Task instructions
Every entry must be duplicated precisely as written.

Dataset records
============

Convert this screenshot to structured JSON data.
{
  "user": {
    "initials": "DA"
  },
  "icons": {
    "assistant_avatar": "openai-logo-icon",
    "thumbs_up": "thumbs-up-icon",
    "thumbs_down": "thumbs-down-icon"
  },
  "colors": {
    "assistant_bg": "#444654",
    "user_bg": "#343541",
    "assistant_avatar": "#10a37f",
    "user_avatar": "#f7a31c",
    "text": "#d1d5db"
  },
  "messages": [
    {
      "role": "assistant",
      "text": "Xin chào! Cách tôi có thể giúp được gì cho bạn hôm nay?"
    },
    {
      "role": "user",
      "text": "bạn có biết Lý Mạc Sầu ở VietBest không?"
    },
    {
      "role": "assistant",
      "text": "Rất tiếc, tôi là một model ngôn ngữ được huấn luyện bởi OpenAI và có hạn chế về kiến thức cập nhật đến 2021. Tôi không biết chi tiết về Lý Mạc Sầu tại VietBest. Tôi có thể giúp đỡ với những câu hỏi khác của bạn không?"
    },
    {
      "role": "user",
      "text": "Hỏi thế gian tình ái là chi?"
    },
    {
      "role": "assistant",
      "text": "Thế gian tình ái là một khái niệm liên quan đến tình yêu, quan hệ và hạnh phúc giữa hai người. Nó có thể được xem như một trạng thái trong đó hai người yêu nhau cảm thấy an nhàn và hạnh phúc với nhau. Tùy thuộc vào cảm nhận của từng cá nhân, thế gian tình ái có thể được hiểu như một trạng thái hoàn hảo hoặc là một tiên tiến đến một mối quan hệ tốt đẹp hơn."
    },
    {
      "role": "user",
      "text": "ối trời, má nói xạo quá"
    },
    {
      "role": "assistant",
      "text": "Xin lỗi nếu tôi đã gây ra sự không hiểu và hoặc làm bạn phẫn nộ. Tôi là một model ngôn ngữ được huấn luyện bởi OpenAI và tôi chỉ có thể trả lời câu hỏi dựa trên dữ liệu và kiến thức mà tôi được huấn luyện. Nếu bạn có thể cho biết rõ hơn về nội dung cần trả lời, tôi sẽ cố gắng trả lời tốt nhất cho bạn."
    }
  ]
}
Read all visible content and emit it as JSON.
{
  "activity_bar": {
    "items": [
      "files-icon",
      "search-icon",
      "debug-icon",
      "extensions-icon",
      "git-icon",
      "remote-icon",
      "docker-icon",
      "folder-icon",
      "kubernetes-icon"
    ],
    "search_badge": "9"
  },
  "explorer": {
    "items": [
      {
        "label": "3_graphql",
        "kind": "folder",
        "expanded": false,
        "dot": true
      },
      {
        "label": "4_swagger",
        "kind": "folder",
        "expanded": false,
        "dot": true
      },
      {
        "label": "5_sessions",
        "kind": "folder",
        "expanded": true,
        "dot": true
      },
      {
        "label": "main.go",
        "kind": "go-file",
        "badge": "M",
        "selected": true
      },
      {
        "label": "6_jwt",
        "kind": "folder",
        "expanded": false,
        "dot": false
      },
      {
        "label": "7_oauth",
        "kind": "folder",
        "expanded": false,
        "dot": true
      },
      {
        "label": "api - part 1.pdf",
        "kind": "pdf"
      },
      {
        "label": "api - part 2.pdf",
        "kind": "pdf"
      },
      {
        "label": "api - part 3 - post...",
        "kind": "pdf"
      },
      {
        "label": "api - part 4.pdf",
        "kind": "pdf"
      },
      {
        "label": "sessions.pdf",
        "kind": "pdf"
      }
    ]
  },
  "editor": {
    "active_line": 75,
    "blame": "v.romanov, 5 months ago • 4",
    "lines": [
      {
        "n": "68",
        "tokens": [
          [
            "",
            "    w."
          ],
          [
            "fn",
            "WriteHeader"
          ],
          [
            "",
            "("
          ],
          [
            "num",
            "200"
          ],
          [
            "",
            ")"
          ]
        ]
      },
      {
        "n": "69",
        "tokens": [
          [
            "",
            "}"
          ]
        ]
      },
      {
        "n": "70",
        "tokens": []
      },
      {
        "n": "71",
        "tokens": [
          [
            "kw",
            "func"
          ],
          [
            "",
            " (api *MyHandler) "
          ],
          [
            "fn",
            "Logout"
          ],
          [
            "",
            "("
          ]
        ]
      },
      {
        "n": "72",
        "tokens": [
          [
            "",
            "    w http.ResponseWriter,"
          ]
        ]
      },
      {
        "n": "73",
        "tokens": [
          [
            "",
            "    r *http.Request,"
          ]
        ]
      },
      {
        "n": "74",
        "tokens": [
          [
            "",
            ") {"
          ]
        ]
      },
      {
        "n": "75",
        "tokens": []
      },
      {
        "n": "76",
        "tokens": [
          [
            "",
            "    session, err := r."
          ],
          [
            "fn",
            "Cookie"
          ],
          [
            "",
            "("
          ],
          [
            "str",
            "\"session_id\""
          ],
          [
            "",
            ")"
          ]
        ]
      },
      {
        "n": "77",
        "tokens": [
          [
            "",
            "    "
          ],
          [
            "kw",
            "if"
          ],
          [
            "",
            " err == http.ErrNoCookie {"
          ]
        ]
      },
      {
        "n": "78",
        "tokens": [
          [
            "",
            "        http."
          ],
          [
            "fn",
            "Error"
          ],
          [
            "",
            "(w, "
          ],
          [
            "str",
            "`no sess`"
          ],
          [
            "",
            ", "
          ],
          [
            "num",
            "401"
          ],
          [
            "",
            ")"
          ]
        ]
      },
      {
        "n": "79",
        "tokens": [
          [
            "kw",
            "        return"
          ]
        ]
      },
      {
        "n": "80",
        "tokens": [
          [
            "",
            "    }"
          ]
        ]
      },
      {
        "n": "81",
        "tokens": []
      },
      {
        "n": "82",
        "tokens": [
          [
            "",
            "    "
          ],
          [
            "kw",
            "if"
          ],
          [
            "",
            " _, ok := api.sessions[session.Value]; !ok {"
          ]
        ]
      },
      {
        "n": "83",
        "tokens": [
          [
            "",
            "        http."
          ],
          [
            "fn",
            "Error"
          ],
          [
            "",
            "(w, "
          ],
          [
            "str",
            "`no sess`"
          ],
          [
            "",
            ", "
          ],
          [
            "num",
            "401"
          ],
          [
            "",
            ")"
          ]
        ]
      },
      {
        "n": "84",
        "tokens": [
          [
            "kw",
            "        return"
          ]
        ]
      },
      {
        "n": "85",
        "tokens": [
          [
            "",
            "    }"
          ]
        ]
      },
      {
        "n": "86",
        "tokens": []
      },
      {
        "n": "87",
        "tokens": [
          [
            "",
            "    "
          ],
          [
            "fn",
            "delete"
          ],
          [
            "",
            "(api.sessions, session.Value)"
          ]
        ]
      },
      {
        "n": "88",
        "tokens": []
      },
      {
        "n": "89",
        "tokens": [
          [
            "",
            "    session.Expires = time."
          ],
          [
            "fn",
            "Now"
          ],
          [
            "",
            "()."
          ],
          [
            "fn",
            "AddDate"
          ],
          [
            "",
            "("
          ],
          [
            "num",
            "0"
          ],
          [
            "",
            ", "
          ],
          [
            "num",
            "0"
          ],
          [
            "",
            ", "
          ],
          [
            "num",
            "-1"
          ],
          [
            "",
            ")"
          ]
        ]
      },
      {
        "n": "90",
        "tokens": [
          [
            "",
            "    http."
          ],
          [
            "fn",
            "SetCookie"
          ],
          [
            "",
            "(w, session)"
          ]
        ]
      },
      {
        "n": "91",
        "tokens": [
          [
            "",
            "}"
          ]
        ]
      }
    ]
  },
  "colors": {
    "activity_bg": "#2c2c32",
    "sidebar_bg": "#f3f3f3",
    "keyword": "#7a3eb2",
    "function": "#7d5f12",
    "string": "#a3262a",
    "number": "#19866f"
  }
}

============

Worked solution
Convert this screenshot to structured JSON data.
{
  "user": {
    "initials": "DA"
  },
  "icons": {
    "assistant_avatar": "openai-logo-icon",
    "thumbs_up": "thumbs-up-icon",
    "thumbs_down": "thumbs-down-icon"
  },
  "colors": {
    "assistant_bg": "#444654",
    "user_bg": "#343541",
    "assistant_avatar": "#10a37f",
    "user_avatar": "#f7a31c",
    "text": "#d1d5db"
  },
  "messages": [
    {
      "role": "assistant",
      "text": "Xin chào! Cách tôi có thể giúp được gì cho bạn hôm nay?"
    },
    {
      "role": "user",
      "text": "bạn có biết Lý Mạc Sầu ở VietBest không?"
    },
    {
      "role": "assistant",
      "text": "Rất tiếc, tôi là một model ngôn ngữ được huấn luyện bởi OpenAI và có hạn chế về kiến thức cập nhật đến 2021. Tôi không biết chi tiết về Lý Mạc Sầu tại VietBest. Tôi có thể giúp đỡ với những câu hỏi khác của bạn không?"
    },
    {
      "role": "user",
      "text": "Hỏi thế gian tình ái là chi?"
    },
    {
      "role": "assistant",
      "text": "Thế gian tình ái là một khái niệm liên quan đến tình yêu, quan hệ và hạnh phúc giữa hai người. Nó có thể được xem như một trạng thái trong đó hai người yêu nhau cảm thấy an nhàn và hạnh phúc với nhau. Tùy thuộc vào cảm nhận của từng cá nhân, thế gian tình ái có thể được hiểu như một trạng thái hoàn hảo hoặc là một tiên tiến đến một mối quan hệ tốt đẹp hơn."
    },
    {
      "role": "user",
      "text": "ối trời, má nói xạo quá"
    },
    {
      "role": "assistant",
      "text": "Xin lỗi nếu tôi đã gây ra sự không hiểu và hoặc làm bạn phẫn nộ. Tôi là một model ngôn ngữ được huấn luyện bởi OpenAI và tôi chỉ có thể trả lời câu hỏi dựa trên dữ liệu và kiến thức mà tôi được huấn luyện. Nếu bạn có thể cho biết rõ hơn về nội dung cần trả lời, tôi sẽ cố gắng trả lời tốt nhất cho bạn."
    }
  ]
}
Read all visible content and emit it as JSON.
{
  "activity_bar": {
    "items": [
      "files-icon",
      "search-icon",
      "debug-icon",
      "extensions-icon",
      "git-icon",
      "remote-icon",
      "docker-icon",
      "folder-icon",
      "kubernetes-icon"
    ],
    "search_badge": "9"
  },
  "explorer": {
    "items": [
      {
        "label": "3_graphql",
        "kind": "folder",
        "expanded": false,
        "dot": true
      },
      {
        "label": "4_swagger",
        "kind": "folder",
        "expanded": false,
        "dot": true
      },
      {
        "label": "5_sessions",
        "kind": "folder",
        "expanded": true,
        "dot": true
      },
      {
        "label": "main.go",
        "kind": "go-file",
        "badge": "M",
        "selected": true
      },
      {
        "label": "6_jwt",
        "kind": "folder",
        "expanded": false,
        "dot": false
      },
      {
        "label": "7_oauth",
        "kind": "folder",
        "expanded": false,
        "dot": true
      },
      {
        "label": "api - part 1.pdf",
        "kind": "pdf"
      },
      {
        "label": "api - part 2.pdf",
        "kind": "pdf"
      },
      {
        "label": "api - part 3 - post...",
        "kind": "pdf"
      },
      {
        "label": "api - part 4.pdf",
        "kind": "pdf"
      },
      {
        "label": "sessions.pdf",
        "kind": "pdf"
      }
    ]
  },
  "editor": {
    "active_line": 75,
    "blame": "v.romanov, 5 months ago • 4",
    "lines": [
      {
        "n": "68",
        "tokens": [
          [
            "",
            "    w."
          ],
          [
            "fn",
            "WriteHeader"
          ],
          [
            "",
            "("
          ],
          [
            "num",
            "200"
          ],
          [
            "",
            ")"
          ]
        ]
      },
      {
        "n": "69",
        "tokens": [
          [
            "",
            "}"
          ]
        ]
      },
      {
        "n": "70",
        "tokens": []
      },
      {
        "n": "71",
        "tokens": [
          [
            "kw",
            "func"
          ],
          [
            "",
            " (api *MyHandler) "
          ],
          [
            "fn",
            "Logout"
          ],
          [
            "",
            "("
          ]
        ]
      },
      {
        "n": "72",
        "tokens": [
          [
            "",
            "    w http.ResponseWriter,"
          ]
        ]
      },
      {
        "n": "73",
        "tokens": [
          [
            "",
            "    r *http.Request,"
          ]
        ]
      },
      {
        "n": "74",
        "tokens": [
          [
            "",
            ") {"
          ]
        ]
      },
      {
        "n": "75",
        "tokens": []
      },
      {
        "n": "76",
        "tokens": [
          [
            "",
            "    session, err := r."
          ],
          [
            "fn",
            "Cookie"
          ],
          [
            "",
            "("
          ],
          [
            "str",
            "\"session_id\""
          ],
          [
            "",
            ")"
          ]
        ]
      },
      {
        "n": "77",
        "tokens": [
          [
            "",
            "    "
          ],
          [
            "kw",
            "if"
          ],
          [
            "",
            " err == http.ErrNoCookie {"
          ]
        ]
      },
      {
        "n": "78",
        "tokens": [
          [
            "",
            "        http."
          ],
          [
            "fn",
            "Error"
          ],
          [
            "",
            "(w, "
          ],
          [
            "str",
            "`no sess`"
          ],
          [
            "",
            ", "
          ],
          [
            "num",
            "401"
          ],
          [
            "",
            ")"
          ]
        ]
      },
      {
        "n": "79",
        "tokens": [
          [
            "kw",
            "        return"
          ]
        ]
      },
      {
        "n": "80",
        "tokens": [
          [
            "",
            "    }"
          ]
        ]
      },
      {
        "n": "81",
        "tokens": []
      },
      {
        "n": "82",
        "tokens": [
          [
            "",
            "    "
          ],
          [
            "kw",
            "if"
          ],
          [
            "",
            " _, ok := api.sessions[session.Value]; !ok {"
          ]
        ]
      },
      {
        "n": "83",
        "tokens": [
          [
            "",
            "        http."
          ],
          [
            "fn",
            "Error"
          ],
          [
            "",
            "(w, "
          ],
          [
            "str",
            "`no sess`"
          ],
          [
            "",
            ", "
          ],
          [
            "num",
            "401"
          ],
          [
            "",
            ")"
          ]
        ]
      },
      {
        "n": "84",
        "tokens": [
          [
            "kw",
            "        return"
          ]
        ]
      },
      {
        "n": "85",
        "tokens": [
          [
            "",
            "    }"
          ]
        ]
      },
      {
        "n": "86",
        "tokens": []
      },
      {
        "n": "87",
        "tokens": [
          [
            "",
            "    "
          ],
          [
            "fn",
            "delete"
          ],
          [
            "",
            "(api.sessions, session.Value)"
          ]
        ]
      },
      {
        "n": "88",
        "tokens": []
      },
      {
        "n": "89",
        "tokens": [
          [
            "",
            "    session.Expires = time."
          ],
          [
            "fn",
            "Now"
          ],
          [
            "",
            "()."
          ],
          [
            "fn",
            "AddDate"
          ],
          [
            "",
            "("
          ],
          [
            "num",
            "0"
          ],
          [
            "",
            ", "
          ],
          [
            "num",
            "0"
          ],
          [
            "",
            ", "
          ],
          [
            "num",
            "-1"
          ],
          [
            "",
            ")"
          ]
        ]
      },
      {
        "n": "90",
        "tokens": [
          [
            "",
            "    http."
          ],
          [
            "fn",
            "SetCookie"
          ],
          [
            "",
            "(w, session)"
          ]
        ]
      },
      {
        "n": "91",
        "tokens": [
          [
            "",
            "}"
          ]
        ]
      }
    ]
  },
  "colors": {
    "activity_bg": "#2c2c32",
    "sidebar_bg": "#f3f3f3",
    "keyword": "#7a3eb2",
    "function": "#7d5f12",
    "string": "#a3262a",
    "number": "#19866f"
  }
}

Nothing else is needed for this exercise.